**TASK DATA:**
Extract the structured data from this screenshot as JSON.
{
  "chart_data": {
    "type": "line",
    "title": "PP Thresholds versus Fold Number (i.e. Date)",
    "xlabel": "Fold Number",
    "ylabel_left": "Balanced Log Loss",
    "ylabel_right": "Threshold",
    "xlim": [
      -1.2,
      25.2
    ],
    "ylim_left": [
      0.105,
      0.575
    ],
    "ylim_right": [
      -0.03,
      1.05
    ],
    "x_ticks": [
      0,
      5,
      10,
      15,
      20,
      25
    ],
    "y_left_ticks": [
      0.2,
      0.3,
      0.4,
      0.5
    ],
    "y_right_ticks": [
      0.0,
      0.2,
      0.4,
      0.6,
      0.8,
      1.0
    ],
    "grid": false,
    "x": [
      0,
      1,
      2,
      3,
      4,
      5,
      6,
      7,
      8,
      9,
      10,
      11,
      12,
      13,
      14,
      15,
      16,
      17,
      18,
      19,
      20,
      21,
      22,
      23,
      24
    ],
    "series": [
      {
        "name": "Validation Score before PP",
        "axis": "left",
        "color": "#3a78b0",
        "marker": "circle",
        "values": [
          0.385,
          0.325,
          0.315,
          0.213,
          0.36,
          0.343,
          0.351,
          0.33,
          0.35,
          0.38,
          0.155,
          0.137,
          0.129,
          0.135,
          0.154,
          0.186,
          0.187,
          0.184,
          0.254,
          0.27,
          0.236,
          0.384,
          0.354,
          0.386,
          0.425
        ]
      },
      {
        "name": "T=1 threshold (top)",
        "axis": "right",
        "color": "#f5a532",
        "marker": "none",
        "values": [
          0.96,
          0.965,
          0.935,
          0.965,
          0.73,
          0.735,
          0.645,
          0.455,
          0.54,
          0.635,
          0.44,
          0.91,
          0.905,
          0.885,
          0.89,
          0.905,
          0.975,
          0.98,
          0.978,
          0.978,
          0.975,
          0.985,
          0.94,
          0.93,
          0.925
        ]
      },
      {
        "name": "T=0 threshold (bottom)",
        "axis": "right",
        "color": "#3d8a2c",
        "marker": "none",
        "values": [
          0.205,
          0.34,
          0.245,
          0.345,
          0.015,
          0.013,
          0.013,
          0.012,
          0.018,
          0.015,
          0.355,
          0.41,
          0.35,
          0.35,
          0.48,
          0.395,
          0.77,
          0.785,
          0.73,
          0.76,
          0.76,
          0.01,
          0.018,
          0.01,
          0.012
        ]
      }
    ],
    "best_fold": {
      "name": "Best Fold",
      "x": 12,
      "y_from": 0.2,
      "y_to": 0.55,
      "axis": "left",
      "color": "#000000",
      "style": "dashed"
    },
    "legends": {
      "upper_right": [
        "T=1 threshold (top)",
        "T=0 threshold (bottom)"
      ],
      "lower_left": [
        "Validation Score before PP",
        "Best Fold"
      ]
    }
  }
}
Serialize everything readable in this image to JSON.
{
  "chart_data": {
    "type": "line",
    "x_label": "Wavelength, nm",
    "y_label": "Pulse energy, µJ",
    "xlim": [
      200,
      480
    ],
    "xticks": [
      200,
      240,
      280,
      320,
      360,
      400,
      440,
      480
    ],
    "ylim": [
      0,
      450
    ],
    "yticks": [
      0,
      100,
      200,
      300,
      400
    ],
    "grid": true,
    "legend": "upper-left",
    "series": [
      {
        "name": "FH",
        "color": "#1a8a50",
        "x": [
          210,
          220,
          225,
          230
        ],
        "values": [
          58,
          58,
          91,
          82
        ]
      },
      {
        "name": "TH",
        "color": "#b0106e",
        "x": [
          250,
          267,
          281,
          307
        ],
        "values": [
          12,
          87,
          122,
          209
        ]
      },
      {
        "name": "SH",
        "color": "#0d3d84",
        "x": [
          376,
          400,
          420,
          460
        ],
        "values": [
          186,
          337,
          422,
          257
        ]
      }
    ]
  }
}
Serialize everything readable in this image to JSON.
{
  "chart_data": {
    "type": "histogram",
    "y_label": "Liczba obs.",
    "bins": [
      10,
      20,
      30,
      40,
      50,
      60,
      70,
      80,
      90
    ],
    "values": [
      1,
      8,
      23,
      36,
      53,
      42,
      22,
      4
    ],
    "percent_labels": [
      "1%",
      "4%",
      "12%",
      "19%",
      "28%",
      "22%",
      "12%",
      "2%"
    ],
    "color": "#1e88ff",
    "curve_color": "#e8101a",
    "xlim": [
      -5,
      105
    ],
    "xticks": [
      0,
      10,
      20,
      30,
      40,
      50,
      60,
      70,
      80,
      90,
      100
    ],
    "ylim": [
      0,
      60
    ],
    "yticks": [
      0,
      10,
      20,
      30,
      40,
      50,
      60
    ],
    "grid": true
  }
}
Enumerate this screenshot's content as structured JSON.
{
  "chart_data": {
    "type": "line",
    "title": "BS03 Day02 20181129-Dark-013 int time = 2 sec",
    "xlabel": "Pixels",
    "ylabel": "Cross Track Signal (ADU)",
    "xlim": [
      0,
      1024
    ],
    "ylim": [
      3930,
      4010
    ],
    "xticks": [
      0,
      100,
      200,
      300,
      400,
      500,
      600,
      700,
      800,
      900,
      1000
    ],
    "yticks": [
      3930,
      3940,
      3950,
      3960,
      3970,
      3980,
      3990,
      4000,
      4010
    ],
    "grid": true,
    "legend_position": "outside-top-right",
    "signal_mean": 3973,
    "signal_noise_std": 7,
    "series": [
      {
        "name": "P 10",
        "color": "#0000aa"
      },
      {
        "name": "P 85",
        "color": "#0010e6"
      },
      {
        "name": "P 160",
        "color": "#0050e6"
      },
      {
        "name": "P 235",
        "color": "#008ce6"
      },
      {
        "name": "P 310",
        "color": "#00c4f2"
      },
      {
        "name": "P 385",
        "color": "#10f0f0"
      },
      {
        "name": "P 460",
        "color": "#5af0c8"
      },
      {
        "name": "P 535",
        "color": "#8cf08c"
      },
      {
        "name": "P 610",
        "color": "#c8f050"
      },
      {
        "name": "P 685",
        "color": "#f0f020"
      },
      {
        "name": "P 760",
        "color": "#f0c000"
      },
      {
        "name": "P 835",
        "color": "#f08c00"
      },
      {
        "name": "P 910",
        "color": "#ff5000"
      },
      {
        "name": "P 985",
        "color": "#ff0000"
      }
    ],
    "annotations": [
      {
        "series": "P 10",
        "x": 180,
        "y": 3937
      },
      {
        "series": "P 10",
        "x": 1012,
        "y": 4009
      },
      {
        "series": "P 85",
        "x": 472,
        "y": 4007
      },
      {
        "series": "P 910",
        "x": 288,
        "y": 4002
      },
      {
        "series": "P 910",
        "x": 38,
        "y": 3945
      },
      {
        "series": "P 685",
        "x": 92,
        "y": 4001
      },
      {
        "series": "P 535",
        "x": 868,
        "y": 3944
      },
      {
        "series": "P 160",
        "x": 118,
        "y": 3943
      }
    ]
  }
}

**PROBLEM DETAILS:**
Copy out each line in the listing that has the word "structured".

**ANSWER TO THE TASK:**
Extract the structured data from this screenshot as JSON.
Enumerate this screenshot's content as structured JSON.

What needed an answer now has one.